▸ **TO BE DONE**
Using the listing below, retype only the lines from the line with "Output the text content of this document." through the end, both ends included, and exclude the pictures.

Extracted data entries
——

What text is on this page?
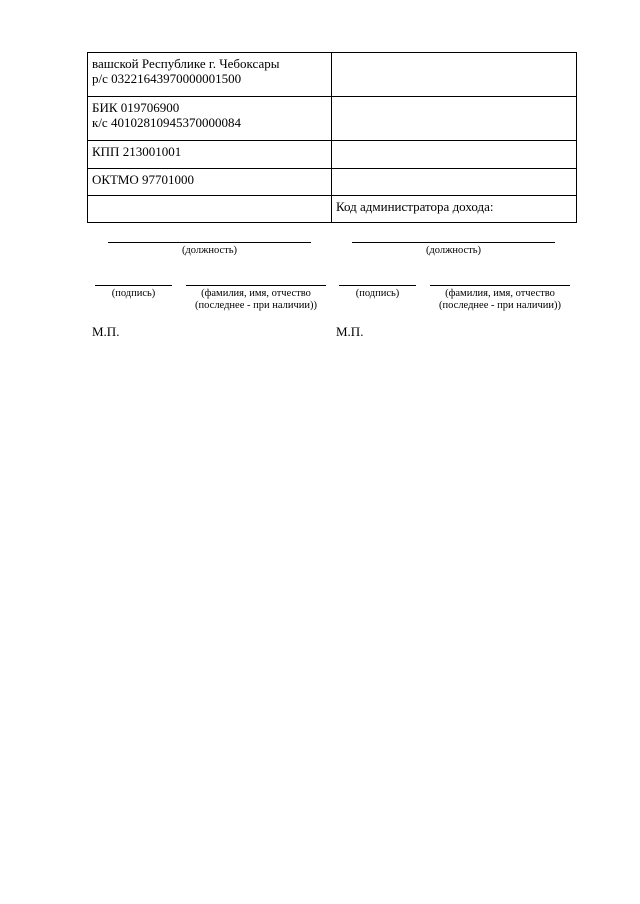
вашской Республике г. Чебоксары
р/с 03221643970000001500	

БИК 019706900
к/с 40102810945370000084	

КПП 213001001	

ОКТМО 97701000	

	Код администратора дохода:
(должность)
(подпись)	(фамилия, имя, отчество
(последнее - при наличии))
М.П.
(должность)
(подпись)	(фамилия, имя, отчество
(последнее - при наличии))
М.П.
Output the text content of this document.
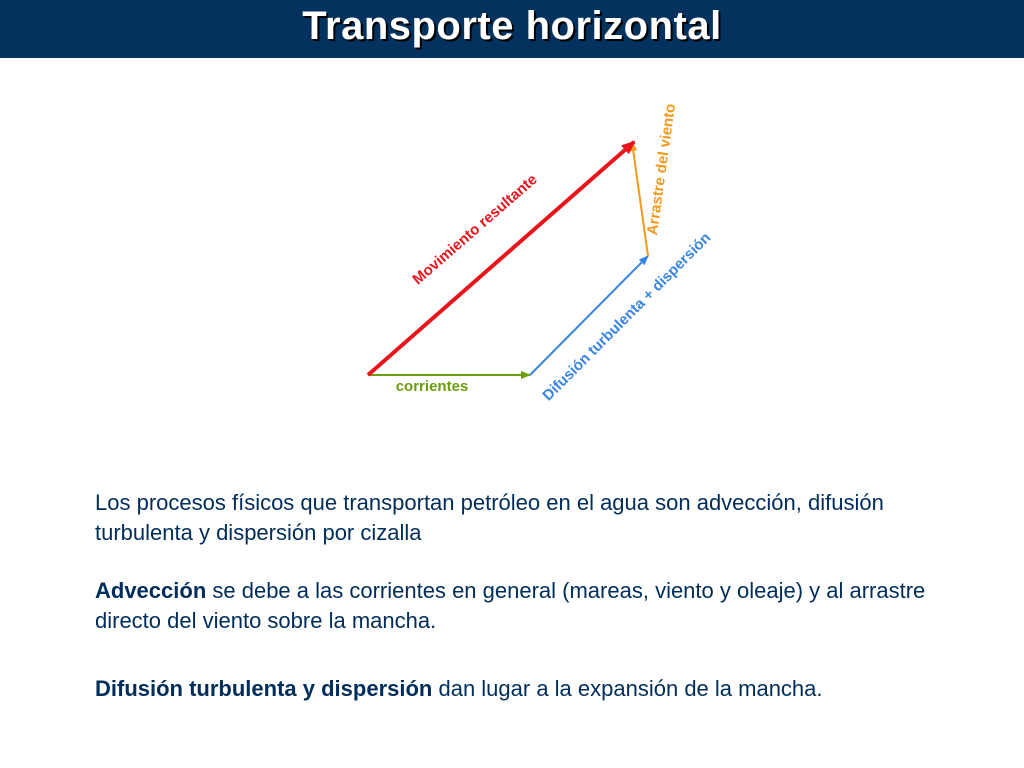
Transporte horizontal
corrientes	Difusión turbulenta + dispersión
Arrastre del viento
Movimiento resultante
Los procesos físicos que transportan petróleo en el agua son advección, difusión turbulenta y dispersión por cizalla
Advección se debe a las corrientes en general (mareas, viento y oleaje) y al arrastre directo del viento sobre la mancha.
Difusión turbulenta y dispersión dan lugar a la expansión de la mancha.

——

▸ **RESPONSE**
Output the text content of this document.
Transporte horizontal
corrientes	Difusión turbulenta + dispersión
Arrastre del viento
Movimiento resultante
Los procesos físicos que transportan petróleo en el agua son advección, difusión turbulenta y dispersión por cizalla
Advección se debe a las corrientes en general (mareas, viento y oleaje) y al arrastre directo del viento sobre la mancha.
Difusión turbulenta y dispersión dan lugar a la expansión de la mancha.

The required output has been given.